- TASK OBJECTIVE
Find every line in the records below that contains the word "Recherches", and copy each such line.

* begin SUPPLIED RECORDS *

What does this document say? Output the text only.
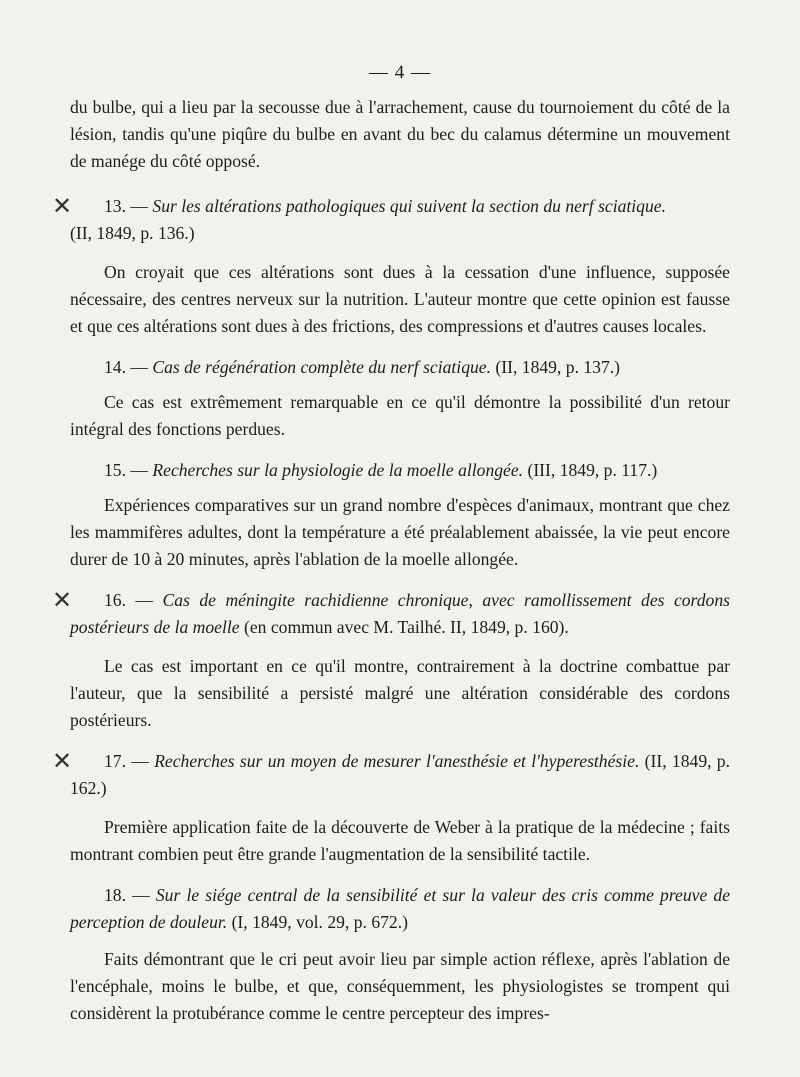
— 4 —

du bulbe, qui a lieu par la secousse due à l'arrachement, cause du tournoiement du côté de la lésion, tandis qu'une piqûre du bulbe en avant du bec du calamus détermine un mouvement de manége du côté opposé.

✕ 13. — Sur les altérations pathologiques qui suivent la section du nerf sciatique.

(II, 1849, p. 136.)

On croyait que ces altérations sont dues à la cessation d'une influence, supposée nécessaire, des centres nerveux sur la nutrition. L'auteur montre que cette opinion est fausse et que ces altérations sont dues à des frictions, des compressions et d'autres causes locales.

14. — Cas de régénération complète du nerf sciatique. (II, 1849, p. 137.)

Ce cas est extrêmement remarquable en ce qu'il démontre la possibilité d'un retour intégral des fonctions perdues.

15. — Recherches sur la physiologie de la moelle allongée. (III, 1849, p. 117.)

Expériences comparatives sur un grand nombre d'espèces d'animaux, montrant que chez les mammifères adultes, dont la température a été préalablement abaissée, la vie peut encore durer de 10 à 20 minutes, après l'ablation de la moelle allongée.

✕ 16. — Cas de méningite rachidienne chronique, avec ramollissement des cordons postérieurs de la moelle (en commun avec M. Tailhé. II, 1849, p. 160).

Le cas est important en ce qu'il montre, contrairement à la doctrine combattue par l'auteur, que la sensibilité a persisté malgré une altération considérable des cordons postérieurs.

✕ 17. — Recherches sur un moyen de mesurer l'anesthésie et l'hyperesthésie. (II, 1849, p. 162.)

Première application faite de la découverte de Weber à la pratique de la médecine ; faits montrant combien peut être grande l'augmentation de la sensibilité tactile.

18. — Sur le siége central de la sensibilité et sur la valeur des cris comme preuve de perception de douleur. (I, 1849, vol. 29, p. 672.)

Faits démontrant que le cri peut avoir lieu par simple action réflexe, après l'ablation de l'encéphale, moins le bulbe, et que, conséquemment, les physiologistes se trompent qui considèrent la protubérance comme le centre percepteur des impres-
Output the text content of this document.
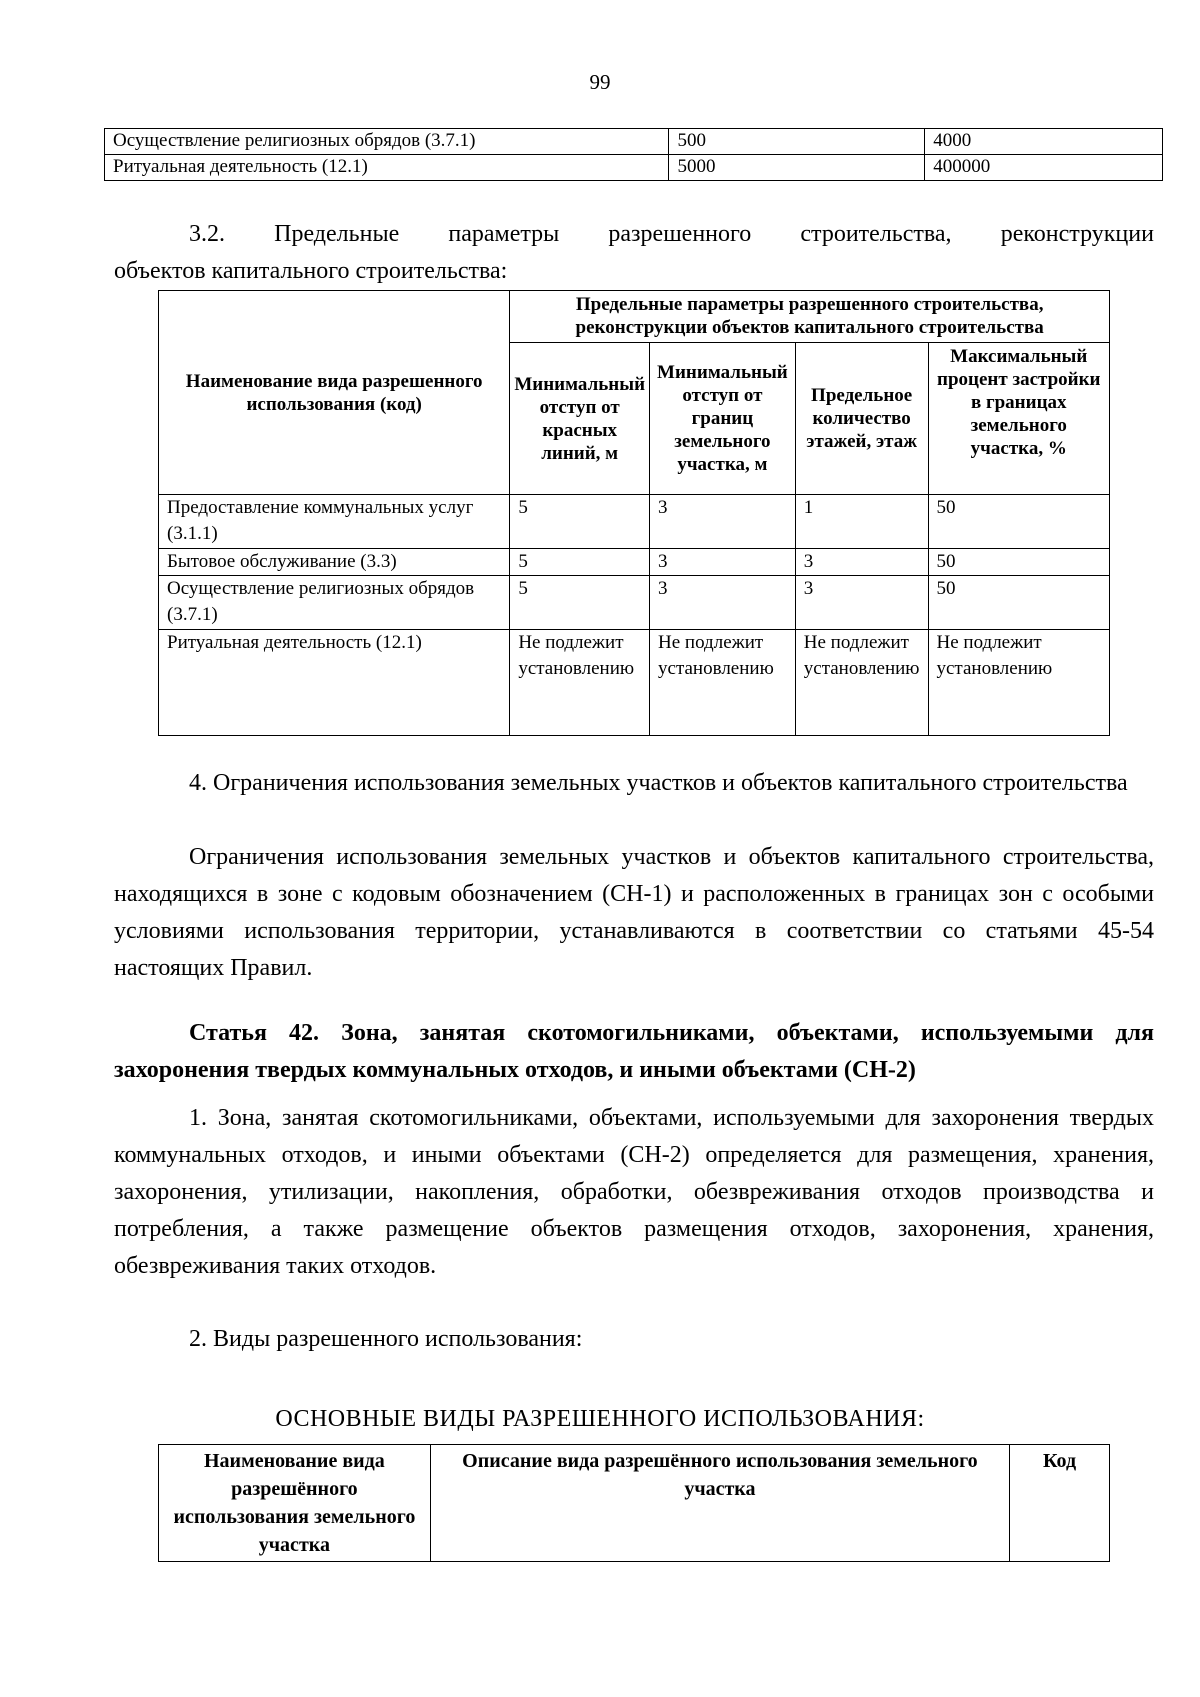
99
Осуществление религиозных обрядов (3.7.1)	500	4000
Ритуальная деятельность (12.1)	5000	400000
3.2. Предельные параметры разрешенного строительства, реконструкции
объектов капитального строительства:
Наименование вида разрешенного использования (код)	Предельные параметры разрешенного строительства, реконструкции объектов капитального строительства			
	Минимальный отступ от красных линий, м	Минимальный отступ от границ земельного участка, м	Предельное количество этажей, этаж	Максимальный процент застройки в границах земельного участка, %
Предоставление коммунальных услуг (3.1.1)	5	3	1	50
Бытовое обслуживание (3.3)	5	3	3	50
Осуществление религиозных обрядов (3.7.1)	5	3	3	50
Ритуальная деятельность (12.1)	Не подлежит установлению	Не подлежит установлению	Не подлежит установлению	Не подлежит установлению
4. Ограничения использования земельных участков и объектов капитального строительства
Ограничения использования земельных участков и объектов капитального строительства, находящихся в зоне с кодовым обозначением (СН-1) и расположенных в границах зон с особыми условиями использования территории, устанавливаются в соответствии со статьями 45-54 настоящих Правил.
Статья 42. Зона, занятая скотомогильниками, объектами, используемыми для захоронения твердых коммунальных отходов, и иными объектами (СН-2)
1. Зона, занятая скотомогильниками, объектами, используемыми для захоронения твердых коммунальных отходов, и иными объектами (СН-2) определяется для размещения, хранения, захоронения, утилизации, накопления, обработки, обезвреживания отходов производства и потребления, а также размещение объектов размещения отходов, захоронения, хранения, обезвреживания таких отходов.
2. Виды разрешенного использования:
ОСНОВНЫЕ ВИДЫ РАЗРЕШЕННОГО ИСПОЛЬЗОВАНИЯ:
Наименование вида разрешённого использования земельного участка	Описание вида разрешённого использования земельного участка	Код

* end SUPPLIED RECORDS *

- TASK SOLUTION
15. — Recherches sur la physiologie de la moelle allongée. (III, 1849, p. 117.)
✕ 17. — Recherches sur un moyen de mesurer l'anesthésie et l'hyperesthésie. (II, 1849, p. 162.)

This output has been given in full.